**TASKS**:
**a)** In the Import Documents widget description, what are subfolders of a loaded folder used as?
**b)** Pick up the Import Documents widget description after its last sentence and keep writing it.
### SELECTED EXCERPT ###
Import Documents

Import text documents from folders.

Inputs

  • None

Outputs

  • Corpus: A collection of documents from the local machine.

  • Skipped Documents: A list of documents that couldn’t be imported.

Import Documents widget retrieves text files from folders and creates a corpus. The widget reads .txt, .docx, .odt, .pdf, .xml, and .conllu files. If a folder contains subfolders, they will be used as class labels.

../_images/ImportDocuments.png

  1. Folder being loaded.

  2. Load folder from a local machine.

  3. Reload the data.

  4. Options for importing .conllu files.

  5. Number of documents retrieved.

If the widget cannot read the file for some reason, the file will be skipped. Files that were successfully retrieved will still be on the output.

Conllu files

../_images/ImportDocuments-Conllu.png

Since Text version 1.5.0, Orange supports reading .conllu files. Each file will be considered as a separate document in the corpus. If utterance IDs exist, utterances will become documents (each row in the corpus will be a single utterance).
### RECORD EXTRACTS ###
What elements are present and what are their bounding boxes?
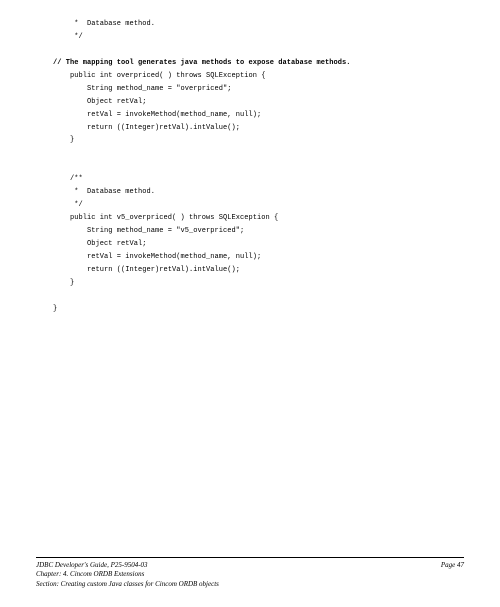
code-line: * Database method.: [36, 20, 155, 28]
code-line: return ((Integer)retVal).intValue();: [36, 266, 240, 274]
code-line: */: [36, 33, 83, 41]
code-line: }: [36, 136, 74, 144]
code-line: public int overpriced( ) throws SQLExcep…: [36, 72, 266, 80]
code-line: retVal = invokeMethod(method_name, null)…: [36, 253, 261, 261]
footer-chapter: Chapter: 4. Cincom ORDB Extensions: [36, 570, 219, 579]
code-line: public int v5_overpriced( ) throws SQLEx…: [36, 214, 278, 222]
code-line: Object retVal;: [36, 98, 147, 106]
code-block: * Database method. */ // The mapping too…: [36, 18, 464, 316]
code-comment-line: // The mapping tool generates java metho…: [36, 59, 351, 67]
code-line: String method_name = "v5_overpriced";: [36, 227, 244, 235]
code-line: /**: [36, 175, 83, 183]
code-line: String method_name = "overpriced";: [36, 85, 232, 93]
footer-guide: JDBC Developer's Guide, P25-9504-03: [36, 561, 219, 570]
code-line: }: [36, 305, 57, 313]
code-line: }: [36, 279, 74, 287]
code-line: return ((Integer)retVal).intValue();: [36, 124, 240, 132]
footer-left: JDBC Developer's Guide, P25-9504-03 Chap…: [36, 561, 219, 589]
code-line: retVal = invokeMethod(method_name, null)…: [36, 111, 261, 119]
code-line: Object retVal;: [36, 240, 147, 248]
code-line: */: [36, 201, 83, 209]
footer-section: Section: Creating custom Java classes fo…: [36, 580, 219, 589]
footer-page-number: Page 47: [441, 561, 464, 589]
code-line: * Database method.: [36, 188, 155, 196]
page-footer: JDBC Developer's Guide, P25-9504-03 Chap…: [36, 557, 464, 589]
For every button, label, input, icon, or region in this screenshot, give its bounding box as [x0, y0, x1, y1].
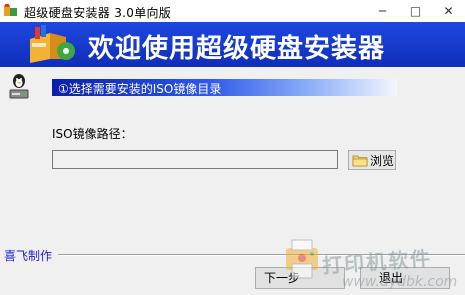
step-header: ①选择需要安装的ISO镜像目录: [52, 79, 397, 96]
iso-path-label: ISO镜像路径：: [52, 127, 133, 141]
banner-title: 欢迎使用超级硬盘安装器: [88, 34, 386, 64]
folder-icon: [352, 155, 368, 166]
close-icon: ✕: [443, 4, 454, 18]
penguin-icon: [9, 74, 29, 99]
watermark: 打印机软件 www.dydbk.com: [270, 232, 465, 295]
step-label: ①选择需要安装的ISO镜像目录: [58, 82, 222, 96]
app-icon: [4, 4, 17, 16]
iso-path-input[interactable]: [52, 150, 338, 169]
installer-box-icon: [30, 25, 75, 63]
watermark-url: www.dydbk.com: [342, 274, 458, 290]
maximize-button[interactable]: □: [399, 0, 432, 22]
window-title: 超级硬盘安装器 3.0单向版: [24, 6, 172, 20]
maximize-icon: □: [409, 4, 422, 18]
close-button[interactable]: ✕: [432, 0, 465, 22]
minimize-button[interactable]: ─: [366, 0, 399, 22]
printer-logo-icon: [286, 239, 318, 279]
author-link[interactable]: 喜飞制作: [4, 247, 52, 264]
browse-button-label: 浏览: [370, 153, 395, 168]
header-banner: 欢迎使用超级硬盘安装器: [0, 22, 465, 67]
minimize-icon: ─: [378, 4, 387, 18]
title-bar: 超级硬盘安装器 3.0单向版 ─ □ ✕: [0, 0, 465, 22]
browse-button[interactable]: 浏览: [348, 150, 396, 170]
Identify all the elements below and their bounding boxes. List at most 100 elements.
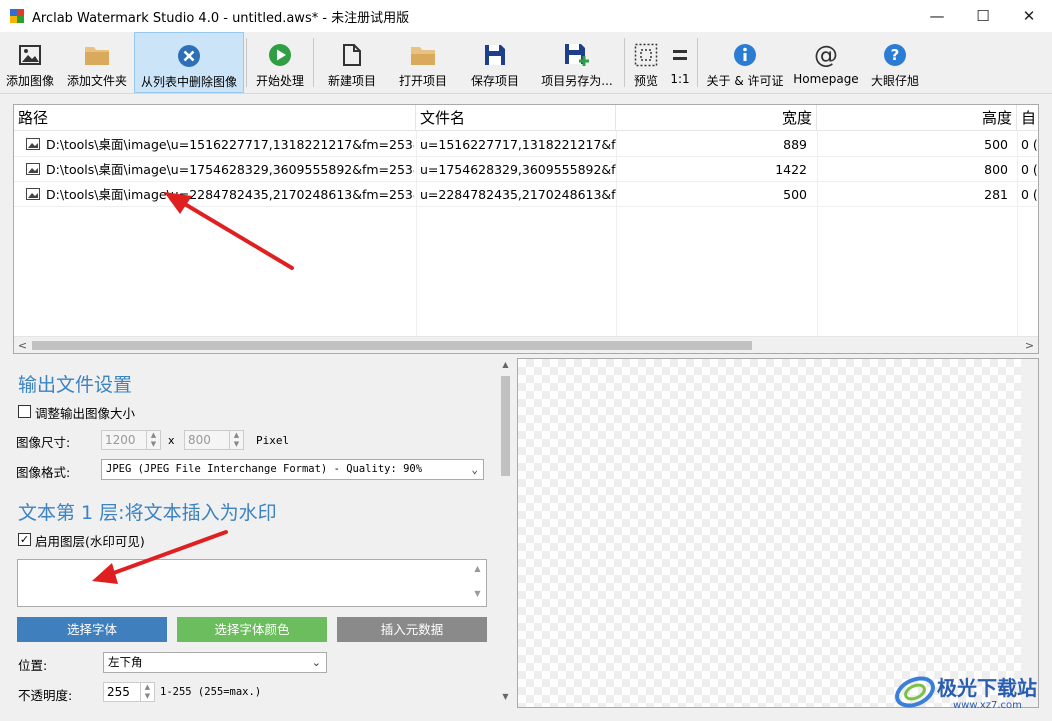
preview-pane[interactable] [517, 358, 1039, 708]
size-separator: x [168, 434, 175, 447]
scroll-left-icon[interactable]: < [14, 337, 31, 354]
save-as-icon [564, 42, 590, 68]
table-row[interactable]: D:\tools\桌面\image\u=2284782435,217024861… [14, 182, 1038, 207]
row-filename: u=2284782435,2170248613&f... [420, 187, 616, 202]
image-format-value: JPEG (JPEG File Interchange Format) - Qu… [106, 463, 423, 475]
settings-panel: 输出文件设置 调整输出图像大小 图像尺寸: 1200 ▲ ▼ x 800 ▲ ▼ P… [13, 358, 514, 708]
file-list-header: 路径 文件名 宽度 高度 自 [14, 105, 1038, 131]
scroll-down-icon[interactable]: ▼ [497, 692, 514, 706]
row-height: 800 [984, 162, 1008, 177]
close-button[interactable]: ✕ [1006, 0, 1052, 32]
preview-scrollbar[interactable] [1021, 359, 1038, 707]
column-path[interactable]: 路径 [14, 105, 416, 131]
homepage-button[interactable]: @ Homepage [790, 32, 862, 93]
preview-button[interactable]: 预览 [627, 32, 665, 93]
row-width: 889 [783, 137, 807, 152]
about-button[interactable]: 关于 & 许可证 [700, 32, 790, 93]
opacity-label: 不透明度: [18, 688, 73, 703]
position-label: 位置: [18, 658, 48, 673]
row-height: 500 [984, 137, 1008, 152]
file-list[interactable]: 路径 文件名 宽度 高度 自 D:\tools\桌面\image\u=15162… [13, 104, 1039, 354]
image-format-select[interactable]: JPEG (JPEG File Interchange Format) - Qu… [101, 459, 484, 480]
new-project-button[interactable]: 新建项目 [316, 32, 388, 93]
scroll-thumb[interactable] [32, 341, 752, 350]
row-width: 1422 [775, 162, 807, 177]
watermark-text-input[interactable]: ▲ ▼ [17, 559, 487, 607]
row-extra: 0 ( [1021, 162, 1038, 177]
ratio-button[interactable]: 1:1 [665, 32, 695, 93]
row-filename: u=1516227717,1318221217&f... [420, 137, 616, 152]
resize-checkbox[interactable] [18, 405, 31, 418]
textarea-scrollbar[interactable]: ▲ ▼ [469, 560, 486, 606]
output-settings-title: 输出文件设置 [18, 374, 133, 396]
scroll-right-icon[interactable]: > [1021, 337, 1038, 354]
preview-grid-icon [634, 42, 658, 68]
open-project-button[interactable]: 打开项目 [388, 32, 458, 93]
width-stepper[interactable]: 1200 ▲ ▼ [101, 430, 161, 450]
new-document-icon [343, 42, 361, 68]
table-row[interactable]: D:\tools\桌面\image\u=1754628329,360955589… [14, 157, 1038, 182]
size-unit: Pixel [256, 434, 290, 447]
add-folder-button[interactable]: 添加文件夹 [60, 32, 134, 93]
column-extra[interactable]: 自 [1017, 105, 1038, 131]
toolbar-separator [697, 38, 698, 87]
row-extra: 0 ( [1021, 137, 1038, 152]
save-as-button[interactable]: 项目另存为... [532, 32, 622, 93]
position-select[interactable]: 左下角 ⌄ [103, 652, 327, 673]
choose-font-button[interactable]: 选择字体 [17, 617, 167, 642]
opacity-stepper[interactable]: 255 ▲ ▼ [103, 682, 155, 702]
enable-layer-checkbox[interactable]: ✓ [18, 533, 31, 546]
homepage-label: Homepage [793, 72, 859, 86]
start-button[interactable]: 开始处理 [249, 32, 311, 93]
scroll-up-icon[interactable]: ▲ [497, 360, 514, 374]
horizontal-scrollbar[interactable]: < > [14, 336, 1038, 353]
stepper-arrows-icon[interactable]: ▲ ▼ [140, 683, 154, 701]
width-value: 1200 [105, 433, 136, 447]
height-stepper[interactable]: 800 ▲ ▼ [184, 430, 244, 450]
position-value: 左下角 [108, 655, 143, 669]
open-project-label: 打开项目 [398, 74, 447, 88]
folder-icon [84, 42, 110, 68]
title-bar: Arclab Watermark Studio 4.0 - untitled.a… [0, 0, 1052, 32]
about-label: 关于 & 许可证 [706, 74, 784, 88]
table-row[interactable]: D:\tools\桌面\image\u=1516227717,131822121… [14, 132, 1038, 157]
insert-metadata-button[interactable]: 插入元数据 [337, 617, 487, 642]
maximize-button[interactable]: ☐ [960, 0, 1006, 32]
row-path: D:\tools\桌面\image\u=1754628329,360955589… [46, 162, 414, 177]
save-project-button[interactable]: 保存项目 [458, 32, 532, 93]
column-filename[interactable]: 文件名 [416, 105, 616, 131]
column-width[interactable]: 宽度 [616, 105, 817, 131]
row-extra: 0 ( [1021, 187, 1038, 202]
choose-font-color-button[interactable]: 选择字体颜色 [177, 617, 327, 642]
site-logo: 极光下载站 www.xz7.com [893, 666, 1049, 718]
help-button[interactable]: ? 大眼仔旭 [862, 32, 928, 93]
image-icon [19, 42, 41, 68]
stepper-arrows-icon[interactable]: ▲ ▼ [146, 431, 160, 449]
scroll-thumb[interactable] [501, 376, 510, 476]
add-image-button[interactable]: 添加图像 [0, 32, 60, 93]
check-icon: ✓ [19, 533, 30, 546]
chevron-down-icon: ⌄ [311, 656, 321, 669]
equals-icon [672, 42, 688, 68]
help-icon: ? [883, 42, 907, 68]
chevron-down-icon: ⌄ [471, 463, 478, 476]
add-folder-label: 添加文件夹 [66, 74, 127, 88]
new-project-label: 新建项目 [327, 74, 376, 88]
toolbar: 添加图像 添加文件夹 从列表中删除图像 开始处理 新建项目 打开项目 保存项目 … [0, 32, 1052, 94]
row-path: D:\tools\桌面\image\u=1516227717,131822121… [46, 137, 414, 152]
logo-swirl-icon [895, 676, 935, 708]
row-path: D:\tools\桌面\image\u=2284782435,217024861… [46, 187, 414, 202]
settings-scrollbar[interactable]: ▲ ▼ [497, 358, 514, 708]
start-label: 开始处理 [255, 74, 304, 88]
height-value: 800 [188, 433, 211, 447]
open-folder-icon [410, 42, 436, 68]
remove-image-label: 从列表中删除图像 [140, 75, 237, 89]
svg-text:?: ? [891, 46, 900, 64]
app-icon [10, 9, 24, 23]
column-height[interactable]: 高度 [817, 105, 1017, 131]
remove-image-button[interactable]: 从列表中删除图像 [134, 32, 244, 93]
row-filename: u=1754628329,3609555892&f... [420, 162, 616, 177]
save-as-label: 项目另存为... [541, 74, 613, 88]
minimize-button[interactable]: — [914, 0, 960, 32]
stepper-arrows-icon[interactable]: ▲ ▼ [229, 431, 243, 449]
###
**ANSWERS BY TASK**:
**a)** Class labels.

**b)**
Lemmas and POS tags from Conllu import options will be added as tokens and the corpus will be considered preprocessed. Named entities will be added as a comma-separated string (if they exist in the file).

Example

To retrieve the data, select the folder icon on the right side of the widget. Select the folder you wish to turn into corpus. Once the loading is finished, you will see how many documents the widget retrieved. To inspect them, connect the widget to Corpus Viewer. We’ve used a set of Kennedy’s speeches in a plain text format.

../_images/Import-Documents-Example1.png

Now let us try it with subfolders. We have placed Kennedy’s speeches in two folders - pre-1962 and post-1962. If I load the parent folder, these two subfolders will be used as class labels. Check the output of the widget in a Data Table.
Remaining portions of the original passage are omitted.